[Records for this task]
===============
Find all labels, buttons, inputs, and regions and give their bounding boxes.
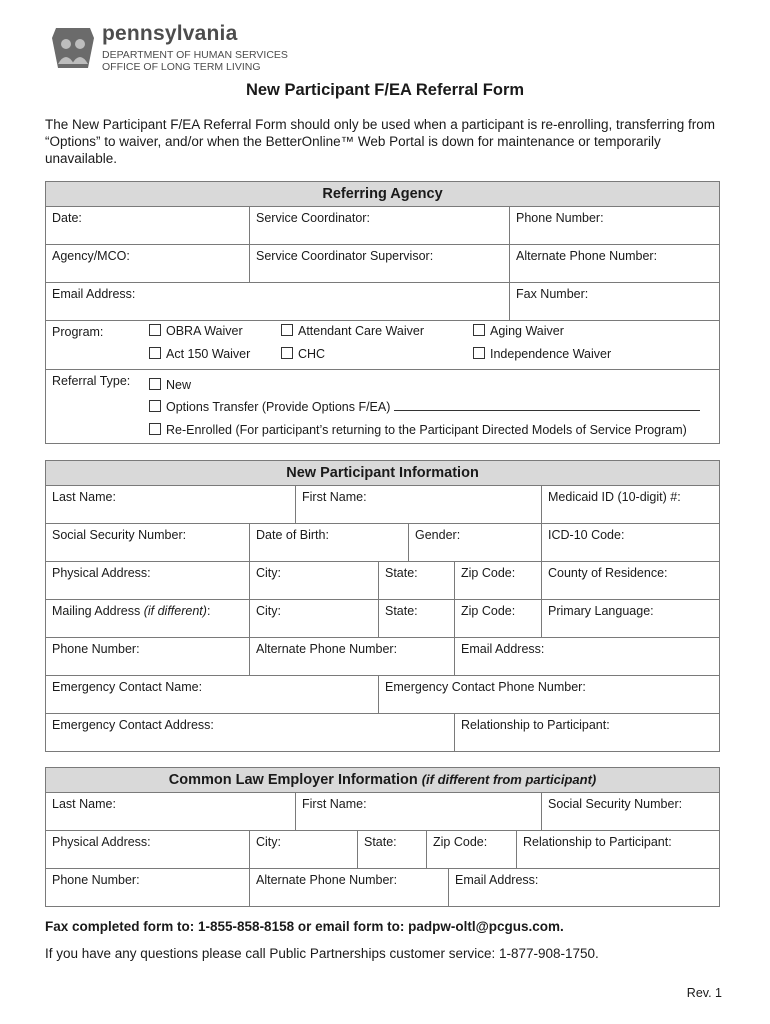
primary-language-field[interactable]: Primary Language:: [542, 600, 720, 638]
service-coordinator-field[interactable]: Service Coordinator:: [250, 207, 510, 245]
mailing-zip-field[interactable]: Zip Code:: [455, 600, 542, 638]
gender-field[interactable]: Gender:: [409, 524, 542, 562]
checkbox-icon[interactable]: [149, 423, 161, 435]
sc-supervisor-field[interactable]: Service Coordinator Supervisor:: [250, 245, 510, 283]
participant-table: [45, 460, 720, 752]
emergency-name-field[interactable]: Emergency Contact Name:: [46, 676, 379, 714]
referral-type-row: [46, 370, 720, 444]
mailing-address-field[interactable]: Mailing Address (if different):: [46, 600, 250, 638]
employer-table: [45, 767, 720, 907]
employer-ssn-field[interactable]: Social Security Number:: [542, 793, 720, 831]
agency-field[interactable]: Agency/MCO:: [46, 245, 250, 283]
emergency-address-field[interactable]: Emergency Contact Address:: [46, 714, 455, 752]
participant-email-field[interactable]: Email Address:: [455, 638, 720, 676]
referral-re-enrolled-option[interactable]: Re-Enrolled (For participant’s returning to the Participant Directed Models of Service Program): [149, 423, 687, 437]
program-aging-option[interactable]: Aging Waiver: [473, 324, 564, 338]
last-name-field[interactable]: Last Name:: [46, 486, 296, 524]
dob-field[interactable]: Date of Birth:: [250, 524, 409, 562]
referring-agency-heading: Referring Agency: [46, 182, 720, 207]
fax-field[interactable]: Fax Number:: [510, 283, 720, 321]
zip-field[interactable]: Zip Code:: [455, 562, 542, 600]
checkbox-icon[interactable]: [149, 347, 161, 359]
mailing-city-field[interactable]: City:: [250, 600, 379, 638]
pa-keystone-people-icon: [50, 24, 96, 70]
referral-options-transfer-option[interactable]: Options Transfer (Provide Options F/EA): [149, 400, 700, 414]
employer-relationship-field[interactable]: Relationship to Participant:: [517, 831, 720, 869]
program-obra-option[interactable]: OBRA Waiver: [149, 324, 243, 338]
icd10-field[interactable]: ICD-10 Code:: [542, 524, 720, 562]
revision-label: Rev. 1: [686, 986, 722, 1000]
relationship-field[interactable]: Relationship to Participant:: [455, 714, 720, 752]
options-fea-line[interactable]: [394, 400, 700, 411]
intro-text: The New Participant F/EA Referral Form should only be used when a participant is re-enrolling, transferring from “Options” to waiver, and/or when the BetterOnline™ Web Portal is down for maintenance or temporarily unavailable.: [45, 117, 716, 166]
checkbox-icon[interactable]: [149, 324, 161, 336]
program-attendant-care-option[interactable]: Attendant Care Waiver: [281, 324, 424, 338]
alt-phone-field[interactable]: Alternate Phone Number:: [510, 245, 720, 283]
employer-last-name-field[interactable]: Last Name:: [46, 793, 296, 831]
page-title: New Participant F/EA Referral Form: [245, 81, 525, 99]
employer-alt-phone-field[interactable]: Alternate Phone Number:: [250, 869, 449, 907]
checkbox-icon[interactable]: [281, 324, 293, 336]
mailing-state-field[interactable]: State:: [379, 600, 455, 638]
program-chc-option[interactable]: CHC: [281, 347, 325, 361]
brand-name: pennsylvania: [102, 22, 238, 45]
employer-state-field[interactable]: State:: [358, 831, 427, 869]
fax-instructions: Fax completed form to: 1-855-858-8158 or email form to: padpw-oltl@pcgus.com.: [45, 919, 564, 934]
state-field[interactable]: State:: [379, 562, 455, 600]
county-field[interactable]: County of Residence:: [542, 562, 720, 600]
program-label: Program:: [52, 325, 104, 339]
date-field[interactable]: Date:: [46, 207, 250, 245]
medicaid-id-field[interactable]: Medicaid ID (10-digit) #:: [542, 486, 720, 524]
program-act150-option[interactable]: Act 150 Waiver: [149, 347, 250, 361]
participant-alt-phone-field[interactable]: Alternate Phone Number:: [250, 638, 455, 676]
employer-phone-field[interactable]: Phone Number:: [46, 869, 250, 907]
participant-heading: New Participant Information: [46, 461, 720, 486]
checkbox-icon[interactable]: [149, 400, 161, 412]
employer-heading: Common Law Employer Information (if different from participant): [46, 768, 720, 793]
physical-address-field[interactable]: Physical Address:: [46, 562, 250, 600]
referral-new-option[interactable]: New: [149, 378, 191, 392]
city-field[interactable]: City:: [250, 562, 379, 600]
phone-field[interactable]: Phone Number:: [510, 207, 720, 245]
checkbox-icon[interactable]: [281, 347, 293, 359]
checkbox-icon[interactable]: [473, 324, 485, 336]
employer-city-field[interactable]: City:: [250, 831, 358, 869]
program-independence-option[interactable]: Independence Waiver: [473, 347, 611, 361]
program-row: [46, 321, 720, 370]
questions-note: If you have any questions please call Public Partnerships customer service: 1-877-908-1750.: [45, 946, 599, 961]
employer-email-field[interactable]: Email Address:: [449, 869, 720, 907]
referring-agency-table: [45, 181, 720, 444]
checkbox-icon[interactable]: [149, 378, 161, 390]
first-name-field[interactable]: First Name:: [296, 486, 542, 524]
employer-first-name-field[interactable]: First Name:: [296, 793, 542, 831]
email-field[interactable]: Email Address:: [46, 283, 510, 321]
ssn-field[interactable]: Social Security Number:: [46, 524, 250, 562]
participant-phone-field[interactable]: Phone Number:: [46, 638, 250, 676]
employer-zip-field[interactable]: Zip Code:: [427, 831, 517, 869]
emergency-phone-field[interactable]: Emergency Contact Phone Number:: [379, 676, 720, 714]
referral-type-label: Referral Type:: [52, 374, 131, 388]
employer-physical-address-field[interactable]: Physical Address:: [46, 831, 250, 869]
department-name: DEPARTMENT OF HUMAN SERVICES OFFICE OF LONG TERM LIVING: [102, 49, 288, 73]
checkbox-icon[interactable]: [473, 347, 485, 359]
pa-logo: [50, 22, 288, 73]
===============
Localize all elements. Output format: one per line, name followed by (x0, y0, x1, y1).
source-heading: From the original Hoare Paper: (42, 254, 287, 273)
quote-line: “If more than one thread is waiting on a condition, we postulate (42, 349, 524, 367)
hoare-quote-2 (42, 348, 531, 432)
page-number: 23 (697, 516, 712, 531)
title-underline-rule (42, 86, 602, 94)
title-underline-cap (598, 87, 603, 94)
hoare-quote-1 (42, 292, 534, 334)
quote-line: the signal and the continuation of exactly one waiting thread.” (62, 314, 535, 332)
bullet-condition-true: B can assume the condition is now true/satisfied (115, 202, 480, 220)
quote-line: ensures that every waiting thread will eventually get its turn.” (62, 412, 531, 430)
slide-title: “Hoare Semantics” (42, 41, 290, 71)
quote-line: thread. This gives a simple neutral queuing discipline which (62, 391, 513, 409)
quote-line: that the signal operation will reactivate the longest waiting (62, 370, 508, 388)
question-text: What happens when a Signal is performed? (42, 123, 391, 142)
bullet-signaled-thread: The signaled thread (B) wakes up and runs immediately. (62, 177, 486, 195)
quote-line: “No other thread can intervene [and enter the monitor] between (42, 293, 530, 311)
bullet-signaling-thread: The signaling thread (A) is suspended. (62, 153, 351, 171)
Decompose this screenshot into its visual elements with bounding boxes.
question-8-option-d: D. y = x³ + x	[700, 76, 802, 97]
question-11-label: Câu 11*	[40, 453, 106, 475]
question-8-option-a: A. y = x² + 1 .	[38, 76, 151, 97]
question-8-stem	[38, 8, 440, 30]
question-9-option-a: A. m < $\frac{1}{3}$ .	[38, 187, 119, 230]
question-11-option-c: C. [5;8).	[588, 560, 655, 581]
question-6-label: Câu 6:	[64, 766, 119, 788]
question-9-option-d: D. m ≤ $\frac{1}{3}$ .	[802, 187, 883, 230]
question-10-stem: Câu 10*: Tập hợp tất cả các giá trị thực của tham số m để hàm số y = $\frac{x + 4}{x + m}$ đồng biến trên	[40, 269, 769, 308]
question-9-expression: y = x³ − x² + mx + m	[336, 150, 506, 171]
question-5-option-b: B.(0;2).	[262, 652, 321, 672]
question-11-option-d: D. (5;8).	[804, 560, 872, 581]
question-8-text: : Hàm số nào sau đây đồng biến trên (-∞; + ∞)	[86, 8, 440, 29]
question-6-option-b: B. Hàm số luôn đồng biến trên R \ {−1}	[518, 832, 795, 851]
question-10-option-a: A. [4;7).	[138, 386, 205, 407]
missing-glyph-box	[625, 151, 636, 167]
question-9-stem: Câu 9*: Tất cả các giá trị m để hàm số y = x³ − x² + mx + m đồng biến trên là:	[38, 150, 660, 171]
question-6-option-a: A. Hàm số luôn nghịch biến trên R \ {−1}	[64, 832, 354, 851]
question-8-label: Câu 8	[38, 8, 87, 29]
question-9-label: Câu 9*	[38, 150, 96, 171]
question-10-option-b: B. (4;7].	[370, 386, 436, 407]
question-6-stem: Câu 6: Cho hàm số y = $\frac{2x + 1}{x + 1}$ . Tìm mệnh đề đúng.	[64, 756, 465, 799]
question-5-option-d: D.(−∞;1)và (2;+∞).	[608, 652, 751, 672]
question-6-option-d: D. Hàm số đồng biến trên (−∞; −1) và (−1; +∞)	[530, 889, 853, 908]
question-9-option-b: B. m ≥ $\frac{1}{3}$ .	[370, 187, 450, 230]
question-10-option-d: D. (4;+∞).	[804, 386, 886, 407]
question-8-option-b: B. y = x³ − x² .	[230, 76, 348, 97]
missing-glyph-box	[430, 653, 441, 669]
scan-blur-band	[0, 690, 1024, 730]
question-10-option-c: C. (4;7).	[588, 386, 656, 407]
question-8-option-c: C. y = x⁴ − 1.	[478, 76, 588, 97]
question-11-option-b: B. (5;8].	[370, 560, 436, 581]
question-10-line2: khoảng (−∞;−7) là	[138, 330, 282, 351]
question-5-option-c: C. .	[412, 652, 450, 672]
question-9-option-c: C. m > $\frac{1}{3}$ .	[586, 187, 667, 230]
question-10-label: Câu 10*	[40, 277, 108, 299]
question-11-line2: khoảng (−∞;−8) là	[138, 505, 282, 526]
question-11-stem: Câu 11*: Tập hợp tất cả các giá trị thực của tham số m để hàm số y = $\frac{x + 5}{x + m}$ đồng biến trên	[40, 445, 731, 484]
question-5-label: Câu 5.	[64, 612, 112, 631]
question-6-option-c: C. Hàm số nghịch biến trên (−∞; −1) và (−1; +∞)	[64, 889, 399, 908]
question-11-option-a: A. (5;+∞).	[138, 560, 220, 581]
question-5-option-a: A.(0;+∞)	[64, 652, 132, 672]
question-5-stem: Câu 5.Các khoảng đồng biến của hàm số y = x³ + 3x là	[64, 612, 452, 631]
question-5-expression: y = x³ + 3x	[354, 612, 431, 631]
===============
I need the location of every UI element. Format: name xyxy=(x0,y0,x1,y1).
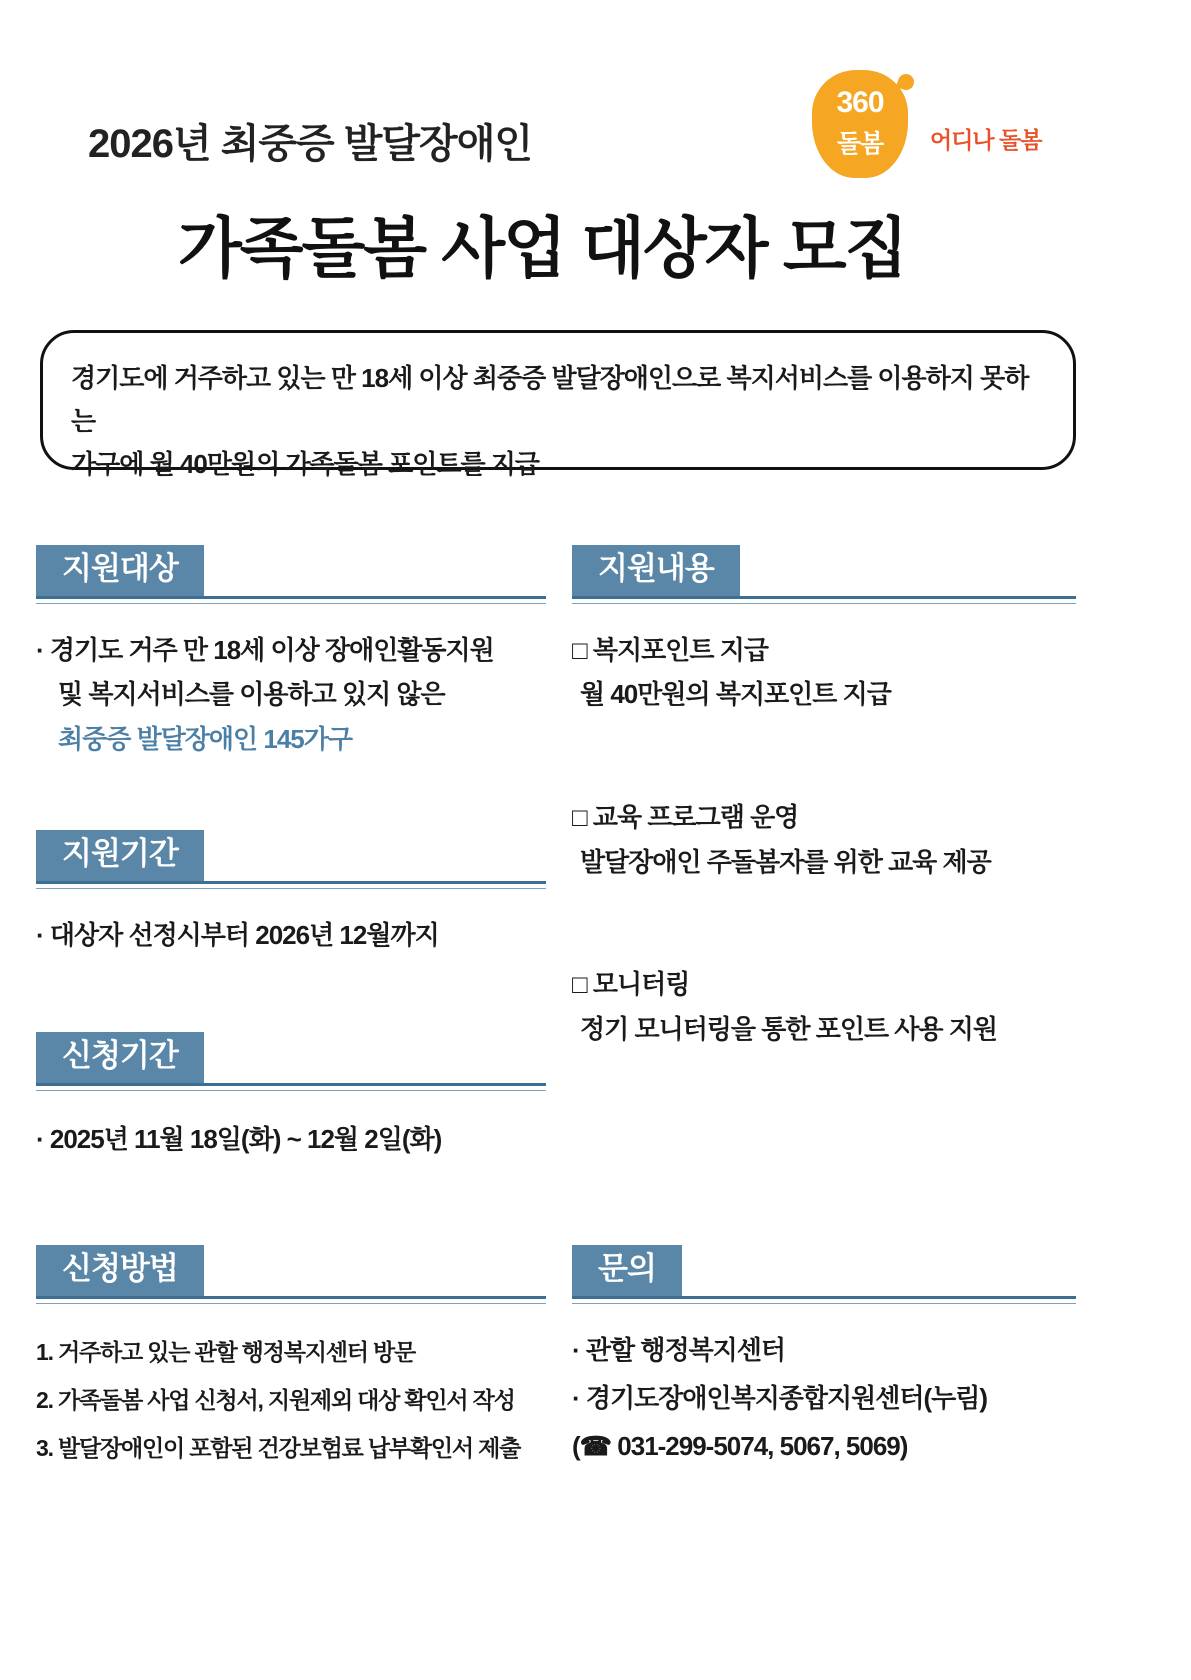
===============
[What the task requires]
Put the data from the line with "Find all labels, buttons, inputs, and" to the line with "207, 510, 245]" into a two-column CSV with the headers input and output. Make one row for each pair of text and answer, put each field in quotes, turn line breaks into spaces, and leave out the pictures.

[Solution for this problem]
input,output
"Find all labels, buttons, inputs, and regions and give their bounding boxes.","primary-language-field[interactable]: Primary Language:: [542, 600, 720, 638] service-coordinator-field[interactable]: Service Coordinator:: [250, 207, 510, 245]"